Support for the creative economy

Written evidence submitted by the Creators’ Rights Alliance [SCE 041]


The Creators’ Rights Alliance’s (CRA) interest


The CRA is an affiliation of organisations representing the interests of over 100,000 original creators in a wide range of fields-including music, illustration, journalism, photography and writing [1] . Most of the 100,000 creators we represent make their living by licensing copyright and performers’ rights in their work.

The majority of that 100,000 are freelance-meaning that they by default own copyright in their work and in general depend for a significant proportion of their income on equitable remuneration for re-uses of that work. Almost all of these are rights-holders, offering media that publish or broadcast their work the licence necessary for that purpose and retaining the right to issue licences for second and subsequent uses, translations, and so on.

The CRA has agreed with consumer interests, notably Consumer Focus, that action must be taken:

ñ to make the personal property rights to be identified as author of one’s work and to defend its integrity automatic, universal and enforceable; and

ñ to level the playing field for negotiation of contracts concerning copyright, whether between a creator and an intermediary such as a publisher or broadcaster; or between a consumer and an intermediary such as a publisher, broadcaster or online service provider.

These are not just matters of concern to professional creators. These changes would be of benefit to every citizen, now that so many people are publishing and broadcasting their own works through social media. But there is a risk of these rights in effect being weakened by proposals in the Enterprise and Regulatory Reform Bill.

We give brief answers to selected questions from the Committee below. We would welcome an invitation to expand upon these in oral evidence.

The Committee’s questions

ñ Barriers to growth in the creative industries-such as difficulties in accessing private finance-and the ways in which Government policy should address them. Whether lack of co-ordination between government departments inhibits this sector;

The barrier to growth with which CRA member organisations are most concerned is the difficulty in sustaining a career as an independent professional creator.

Access to finance is not typically a major issue, except for those who wish to cease being an independent creator and become an intermediary, packaging and distributing the works of others.

First among the barriers to a career as an independent professional creator are the prevalence of works being distributed with insufficient credit, and of onerous contracts being imposed by intermediaries.

Many intermediaries are ogliopsonies-that is, they are each a member of a small group of potential clients to which a particular creator may offer their work. The implications for market distortion are clear.

ñ The impact on the creative industries of the independent Hargreaves Review of Intellectual Property and Growth, and the Government’s Response to it. The impact of the failure, as yet, to implement the Digital Economy Act, which was intended to strengthen copyright enforcement. The impact of proposals to change copyright law without recourse to primary legislation (under the Enterprise and Regulatory Reform (ERR) Bill currently before Parliament);

1) Extended collective licensing (ECL)

By far the most significant proposal in the ERR Bill, and that which is perhaps receiving least attention, is that enabling "extended collective licensing" to be introduced by regulation (in the clause currently numbered 68).

As the Creators’ Rights Alliance said in response to the government consultation post-Hargreaves [1] :

There is no point in legislating for proper remuneration through extended collective licensing, or for limitations to copyright bearing a right of remuneration, if publishers and broadcasters can then inform creators that they must sign over all such income, or never work in the industry again. Such offered contracts are commonplace and are documented for example in the regular British Photographic Council surveys [2] .
-------
**WORK TASK 1:**
According to the Creators’ Rights Alliance submission, how many original creators do its member organizations represent?
**WORK TASK 2:**
Continue the Creators’ Rights Alliance submission from its last sentence.
-------
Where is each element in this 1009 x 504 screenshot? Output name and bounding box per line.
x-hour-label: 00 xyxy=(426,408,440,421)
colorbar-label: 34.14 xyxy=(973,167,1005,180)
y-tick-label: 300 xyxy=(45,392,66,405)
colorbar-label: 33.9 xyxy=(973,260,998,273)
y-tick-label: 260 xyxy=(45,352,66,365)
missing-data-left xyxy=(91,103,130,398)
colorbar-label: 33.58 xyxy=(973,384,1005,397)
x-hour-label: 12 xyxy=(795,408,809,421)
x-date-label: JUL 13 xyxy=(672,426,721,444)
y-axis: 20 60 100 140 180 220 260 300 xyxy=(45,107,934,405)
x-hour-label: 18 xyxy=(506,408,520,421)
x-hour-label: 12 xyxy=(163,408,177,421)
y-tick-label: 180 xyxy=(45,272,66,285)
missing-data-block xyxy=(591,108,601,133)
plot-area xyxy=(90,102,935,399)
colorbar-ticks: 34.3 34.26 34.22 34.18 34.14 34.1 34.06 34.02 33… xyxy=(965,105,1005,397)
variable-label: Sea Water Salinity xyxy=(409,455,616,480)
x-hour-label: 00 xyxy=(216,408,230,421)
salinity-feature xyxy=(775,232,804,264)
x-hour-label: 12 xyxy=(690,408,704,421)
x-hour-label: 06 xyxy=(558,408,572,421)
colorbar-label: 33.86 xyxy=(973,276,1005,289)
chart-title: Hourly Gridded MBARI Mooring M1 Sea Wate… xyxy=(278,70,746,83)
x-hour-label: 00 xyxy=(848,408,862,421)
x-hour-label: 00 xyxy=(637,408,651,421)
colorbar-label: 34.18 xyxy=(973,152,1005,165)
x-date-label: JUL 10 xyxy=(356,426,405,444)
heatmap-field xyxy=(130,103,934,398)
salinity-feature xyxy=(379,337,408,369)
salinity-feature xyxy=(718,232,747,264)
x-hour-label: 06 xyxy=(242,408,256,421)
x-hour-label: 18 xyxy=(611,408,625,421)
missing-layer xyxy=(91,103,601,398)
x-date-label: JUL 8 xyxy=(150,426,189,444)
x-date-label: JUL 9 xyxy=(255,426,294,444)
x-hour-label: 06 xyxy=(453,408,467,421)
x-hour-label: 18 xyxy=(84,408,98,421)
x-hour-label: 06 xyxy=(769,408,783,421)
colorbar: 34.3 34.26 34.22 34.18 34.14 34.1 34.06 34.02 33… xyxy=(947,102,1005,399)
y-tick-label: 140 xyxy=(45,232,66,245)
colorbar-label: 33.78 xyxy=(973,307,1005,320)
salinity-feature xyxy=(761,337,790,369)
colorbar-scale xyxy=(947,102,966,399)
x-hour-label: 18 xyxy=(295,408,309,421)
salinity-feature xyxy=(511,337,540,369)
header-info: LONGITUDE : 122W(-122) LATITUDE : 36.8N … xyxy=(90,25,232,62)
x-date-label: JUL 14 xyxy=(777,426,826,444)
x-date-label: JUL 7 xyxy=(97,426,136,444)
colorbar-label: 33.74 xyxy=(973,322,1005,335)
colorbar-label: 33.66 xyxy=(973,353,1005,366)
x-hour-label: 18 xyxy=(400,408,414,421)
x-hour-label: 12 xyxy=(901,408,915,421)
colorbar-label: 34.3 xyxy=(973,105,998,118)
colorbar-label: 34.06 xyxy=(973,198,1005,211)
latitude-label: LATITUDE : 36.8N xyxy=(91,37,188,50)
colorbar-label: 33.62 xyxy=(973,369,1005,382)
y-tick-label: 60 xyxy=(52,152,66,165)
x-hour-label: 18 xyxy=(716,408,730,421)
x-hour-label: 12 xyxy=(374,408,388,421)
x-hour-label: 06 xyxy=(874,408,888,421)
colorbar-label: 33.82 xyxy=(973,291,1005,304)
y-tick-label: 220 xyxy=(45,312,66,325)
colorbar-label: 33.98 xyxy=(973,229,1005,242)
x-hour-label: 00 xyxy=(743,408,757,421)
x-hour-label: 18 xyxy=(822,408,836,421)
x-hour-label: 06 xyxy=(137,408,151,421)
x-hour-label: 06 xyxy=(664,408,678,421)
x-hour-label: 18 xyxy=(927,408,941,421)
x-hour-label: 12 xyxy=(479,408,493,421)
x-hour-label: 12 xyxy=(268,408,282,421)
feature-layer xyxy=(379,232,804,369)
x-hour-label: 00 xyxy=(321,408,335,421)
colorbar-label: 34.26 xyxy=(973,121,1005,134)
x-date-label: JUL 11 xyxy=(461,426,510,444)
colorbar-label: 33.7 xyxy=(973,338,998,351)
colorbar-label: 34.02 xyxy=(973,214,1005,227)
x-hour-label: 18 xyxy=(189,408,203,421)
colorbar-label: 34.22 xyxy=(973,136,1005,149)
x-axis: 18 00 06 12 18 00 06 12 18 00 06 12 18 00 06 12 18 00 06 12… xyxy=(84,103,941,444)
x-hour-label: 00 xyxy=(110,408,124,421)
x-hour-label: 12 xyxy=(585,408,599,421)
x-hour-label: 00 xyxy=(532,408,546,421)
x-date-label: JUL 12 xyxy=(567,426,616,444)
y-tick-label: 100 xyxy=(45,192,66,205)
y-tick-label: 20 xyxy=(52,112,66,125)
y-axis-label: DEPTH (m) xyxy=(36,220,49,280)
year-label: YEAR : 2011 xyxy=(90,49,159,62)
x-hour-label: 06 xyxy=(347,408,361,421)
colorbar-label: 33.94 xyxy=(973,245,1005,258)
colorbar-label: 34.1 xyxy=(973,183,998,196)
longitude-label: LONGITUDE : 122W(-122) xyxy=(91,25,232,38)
-------
**EXPECTED OUTPUT 1:**
Over 100,000.

**EXPECTED OUTPUT 2:**
The CRA insists that steps to level the playing field in negotiations between individual freelance creators and large media corporations are urgently required.

At a minimum, an equitable share of income from new streams such as extended collective licensing must be an unwaivable right of the individual creator. Such an unwaivable right already exists in UK copyright law in the implementation [3] of the EU Rental and Lending Directive [4] .

The uses envisaged for ECL-putting online scanned printed material held in libraries and archives, and making available of film and television archives – amount to lending, unless fees are charged or advertising included in which case they are unequivocally rental.

For clarity we reiterate here our preconditions for the acceptability of extended collective licensing:

1. Enforceable unwaivable moral rights for all creators, including an enforceable prohibition on removing metadata, are brought in at the same time;

2. Only collecting societies democratically controlled by creators in the field may issue either kind of licence;

3. Said collecting societies’ handling of applications for such licences shall be subject to government regulation;

4. Licences are for a fee reflecting the market rate; and

5. Unclaimed monies should be applied to the benefit of authors as a whole, e.g. for training and education.

Another question not asked is whether extended collective licensing should extend to unpublished works.

We repeat for the benefit of the Committee the observation that it has been possible to introduce extended collective licensing in the Nordic countries only because those countries’ legislation includes very strong presumptions of equitable remuneration for the individual creator and enforceable, automatic rights to identification and integrity.

Introducing ECL, not against this background but against that of malpractice prevalent in the UK, is of dubious legality, to say the least, under the Berne Convention and the World Trade Organization TRIPS (Trade-Related Aspects of Intellectual Property Rights) Agreement.

2) Orphan works

The other proposed Regulations to be authorised by Clause 68, to introduce schemes for the licensing of "orphan works", raises many of the same questions and should, if introduced, be subject to the same conditions.

We welcome the assurances that officials have given in the two meetings so far of the Intellectual Property Office Working Group on ECL and orphan works, particularly the general assurance that the goal of any changes must be to avoid distorting the markets for works by known authors.

These assurances are, however, valid only for the lifetime of the present government: and the powers proposed under Clause 68 would enable future governments to make quite different Regulations-indeed the justification given by senior Intellectual Property Office (IPO) officials for an Act that empowers Ministers to make Regulations in the widest terms is that this would allow rewriting to rectify "errors". It would also allow a future government, perhaps facing even stronger lobbying from very powerful US commercial interests, to make Regulations with quite different intent.

The CRA therefore believes that further safeguards are necessary on the face of the Bill.

At risk of telling the Committee what it already knows, prime among these must be measures to prevent future works being "orphaned" by introducing effective deterrents against removing identifying "metadata" from works.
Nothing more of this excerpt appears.